» **Aim**: What is the number of lines in the entries that include the word "JSON"? Respond with the number only.

» **Material for the task**:
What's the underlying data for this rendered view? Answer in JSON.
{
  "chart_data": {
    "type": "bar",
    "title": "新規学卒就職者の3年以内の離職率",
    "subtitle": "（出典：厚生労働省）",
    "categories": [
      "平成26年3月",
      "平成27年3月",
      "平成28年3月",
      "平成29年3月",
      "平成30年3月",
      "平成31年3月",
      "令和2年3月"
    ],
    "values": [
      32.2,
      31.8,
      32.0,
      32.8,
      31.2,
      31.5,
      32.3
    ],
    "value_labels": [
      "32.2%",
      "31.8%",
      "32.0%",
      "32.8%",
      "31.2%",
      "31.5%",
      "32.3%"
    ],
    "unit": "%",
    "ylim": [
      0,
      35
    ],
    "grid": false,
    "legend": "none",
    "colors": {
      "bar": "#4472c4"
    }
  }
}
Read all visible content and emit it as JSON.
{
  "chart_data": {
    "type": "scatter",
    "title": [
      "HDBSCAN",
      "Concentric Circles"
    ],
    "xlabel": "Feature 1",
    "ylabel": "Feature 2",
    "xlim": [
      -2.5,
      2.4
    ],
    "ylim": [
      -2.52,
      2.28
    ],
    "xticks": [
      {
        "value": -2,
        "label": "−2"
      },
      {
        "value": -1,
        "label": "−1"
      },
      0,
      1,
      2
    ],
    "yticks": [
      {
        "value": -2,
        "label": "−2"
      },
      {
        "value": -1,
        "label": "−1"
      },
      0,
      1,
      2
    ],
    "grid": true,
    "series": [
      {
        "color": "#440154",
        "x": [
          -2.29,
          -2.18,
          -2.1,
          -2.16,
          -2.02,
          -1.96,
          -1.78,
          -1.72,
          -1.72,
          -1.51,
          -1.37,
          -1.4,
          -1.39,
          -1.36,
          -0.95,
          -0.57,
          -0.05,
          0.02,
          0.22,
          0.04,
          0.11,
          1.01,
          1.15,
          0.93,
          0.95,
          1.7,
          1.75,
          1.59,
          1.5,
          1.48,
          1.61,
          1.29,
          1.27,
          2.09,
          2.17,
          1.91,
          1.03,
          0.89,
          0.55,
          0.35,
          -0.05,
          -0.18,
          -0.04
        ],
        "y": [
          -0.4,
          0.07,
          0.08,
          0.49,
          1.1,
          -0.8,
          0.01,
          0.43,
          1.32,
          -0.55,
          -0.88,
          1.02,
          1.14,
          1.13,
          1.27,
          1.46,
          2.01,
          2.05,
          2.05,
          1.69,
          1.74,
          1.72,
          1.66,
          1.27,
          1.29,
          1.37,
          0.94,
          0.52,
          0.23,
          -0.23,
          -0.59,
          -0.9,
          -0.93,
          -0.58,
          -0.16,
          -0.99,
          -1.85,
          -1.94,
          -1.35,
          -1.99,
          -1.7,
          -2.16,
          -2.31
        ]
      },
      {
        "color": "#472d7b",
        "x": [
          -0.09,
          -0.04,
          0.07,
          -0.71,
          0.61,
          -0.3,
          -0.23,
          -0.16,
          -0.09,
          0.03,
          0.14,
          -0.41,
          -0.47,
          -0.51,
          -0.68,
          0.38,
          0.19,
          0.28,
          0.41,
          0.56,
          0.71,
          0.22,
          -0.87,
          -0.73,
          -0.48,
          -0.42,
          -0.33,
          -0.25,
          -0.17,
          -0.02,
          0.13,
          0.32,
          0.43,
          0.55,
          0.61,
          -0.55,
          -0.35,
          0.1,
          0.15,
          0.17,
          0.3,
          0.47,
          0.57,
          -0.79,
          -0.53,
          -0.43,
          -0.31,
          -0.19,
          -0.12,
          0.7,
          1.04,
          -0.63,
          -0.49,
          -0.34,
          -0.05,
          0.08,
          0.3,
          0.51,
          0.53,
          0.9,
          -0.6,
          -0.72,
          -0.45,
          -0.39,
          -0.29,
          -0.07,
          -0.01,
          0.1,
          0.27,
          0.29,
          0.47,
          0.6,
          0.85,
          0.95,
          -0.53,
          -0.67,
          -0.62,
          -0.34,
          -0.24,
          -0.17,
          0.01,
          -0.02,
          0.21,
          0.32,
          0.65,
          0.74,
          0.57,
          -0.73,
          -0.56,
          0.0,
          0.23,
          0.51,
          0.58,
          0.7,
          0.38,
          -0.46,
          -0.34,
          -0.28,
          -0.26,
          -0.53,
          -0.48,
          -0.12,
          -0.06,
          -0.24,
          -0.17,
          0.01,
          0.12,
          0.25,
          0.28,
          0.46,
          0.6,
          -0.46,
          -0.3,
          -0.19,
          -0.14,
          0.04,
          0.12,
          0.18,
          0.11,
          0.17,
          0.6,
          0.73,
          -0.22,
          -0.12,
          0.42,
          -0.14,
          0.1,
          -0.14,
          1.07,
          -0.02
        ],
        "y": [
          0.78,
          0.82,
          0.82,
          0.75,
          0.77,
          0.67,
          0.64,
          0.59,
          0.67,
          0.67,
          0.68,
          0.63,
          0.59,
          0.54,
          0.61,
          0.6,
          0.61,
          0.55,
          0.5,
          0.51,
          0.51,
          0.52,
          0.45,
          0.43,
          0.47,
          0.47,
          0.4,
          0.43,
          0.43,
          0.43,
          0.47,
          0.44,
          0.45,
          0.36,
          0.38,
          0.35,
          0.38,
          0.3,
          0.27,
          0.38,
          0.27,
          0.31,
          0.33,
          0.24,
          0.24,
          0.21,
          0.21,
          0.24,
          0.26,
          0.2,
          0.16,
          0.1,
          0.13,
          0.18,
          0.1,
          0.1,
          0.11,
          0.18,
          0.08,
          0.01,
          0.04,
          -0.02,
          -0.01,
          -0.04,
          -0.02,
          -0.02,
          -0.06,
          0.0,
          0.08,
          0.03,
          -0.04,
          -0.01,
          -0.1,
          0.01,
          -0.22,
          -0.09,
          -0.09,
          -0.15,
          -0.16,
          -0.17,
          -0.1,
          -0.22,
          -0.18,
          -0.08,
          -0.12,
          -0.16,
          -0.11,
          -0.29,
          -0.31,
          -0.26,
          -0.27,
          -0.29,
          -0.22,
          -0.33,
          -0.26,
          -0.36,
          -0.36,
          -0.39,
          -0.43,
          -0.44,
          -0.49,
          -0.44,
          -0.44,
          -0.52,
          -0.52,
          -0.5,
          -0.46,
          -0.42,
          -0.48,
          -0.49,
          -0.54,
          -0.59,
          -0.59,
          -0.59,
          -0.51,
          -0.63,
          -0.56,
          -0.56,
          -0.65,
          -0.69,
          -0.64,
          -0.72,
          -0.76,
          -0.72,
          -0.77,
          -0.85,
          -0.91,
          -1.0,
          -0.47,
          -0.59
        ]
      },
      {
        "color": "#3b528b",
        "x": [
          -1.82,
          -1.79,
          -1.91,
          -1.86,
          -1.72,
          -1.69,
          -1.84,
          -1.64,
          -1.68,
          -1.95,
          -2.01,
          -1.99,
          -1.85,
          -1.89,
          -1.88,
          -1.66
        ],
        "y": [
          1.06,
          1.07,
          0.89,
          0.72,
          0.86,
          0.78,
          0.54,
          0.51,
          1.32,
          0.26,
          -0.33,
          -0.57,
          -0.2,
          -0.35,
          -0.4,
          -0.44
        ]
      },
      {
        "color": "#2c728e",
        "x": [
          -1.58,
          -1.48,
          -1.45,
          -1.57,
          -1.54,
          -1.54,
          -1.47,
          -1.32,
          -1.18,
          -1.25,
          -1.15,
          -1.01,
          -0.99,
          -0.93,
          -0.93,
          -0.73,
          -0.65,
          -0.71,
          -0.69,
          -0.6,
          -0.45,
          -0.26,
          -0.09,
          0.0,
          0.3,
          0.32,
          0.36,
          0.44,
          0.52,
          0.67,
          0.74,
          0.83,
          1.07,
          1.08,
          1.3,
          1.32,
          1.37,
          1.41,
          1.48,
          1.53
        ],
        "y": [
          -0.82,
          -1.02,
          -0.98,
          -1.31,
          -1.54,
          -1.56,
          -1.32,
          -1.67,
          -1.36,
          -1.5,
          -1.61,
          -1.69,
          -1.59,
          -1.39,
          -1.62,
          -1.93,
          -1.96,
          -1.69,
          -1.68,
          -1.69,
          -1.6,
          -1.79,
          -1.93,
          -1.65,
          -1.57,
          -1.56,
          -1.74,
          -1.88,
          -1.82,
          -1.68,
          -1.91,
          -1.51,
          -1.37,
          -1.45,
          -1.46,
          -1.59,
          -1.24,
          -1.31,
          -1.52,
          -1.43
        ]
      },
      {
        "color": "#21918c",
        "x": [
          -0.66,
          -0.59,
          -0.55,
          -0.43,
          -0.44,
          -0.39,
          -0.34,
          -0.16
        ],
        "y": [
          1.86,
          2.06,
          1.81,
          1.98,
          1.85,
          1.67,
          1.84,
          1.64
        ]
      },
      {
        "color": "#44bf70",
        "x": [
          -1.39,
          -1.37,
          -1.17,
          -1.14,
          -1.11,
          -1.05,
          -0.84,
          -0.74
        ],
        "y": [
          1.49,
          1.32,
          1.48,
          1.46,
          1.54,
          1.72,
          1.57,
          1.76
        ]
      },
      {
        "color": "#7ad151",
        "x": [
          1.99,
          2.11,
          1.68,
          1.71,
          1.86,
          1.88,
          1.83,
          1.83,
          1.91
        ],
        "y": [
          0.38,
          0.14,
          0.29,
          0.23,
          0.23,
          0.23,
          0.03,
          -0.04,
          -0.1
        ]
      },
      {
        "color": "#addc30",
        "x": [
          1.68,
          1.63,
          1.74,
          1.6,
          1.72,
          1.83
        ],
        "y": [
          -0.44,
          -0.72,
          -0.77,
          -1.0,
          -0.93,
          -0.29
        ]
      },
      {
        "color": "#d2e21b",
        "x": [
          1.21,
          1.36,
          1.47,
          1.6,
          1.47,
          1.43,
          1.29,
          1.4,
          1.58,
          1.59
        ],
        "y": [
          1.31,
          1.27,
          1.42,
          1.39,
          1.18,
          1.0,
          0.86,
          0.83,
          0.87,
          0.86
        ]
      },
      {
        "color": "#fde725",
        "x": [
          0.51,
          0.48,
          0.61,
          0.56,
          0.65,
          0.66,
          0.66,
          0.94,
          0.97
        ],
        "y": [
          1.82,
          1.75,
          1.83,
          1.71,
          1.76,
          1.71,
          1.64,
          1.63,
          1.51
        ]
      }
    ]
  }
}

» **Response to the exercise**: 2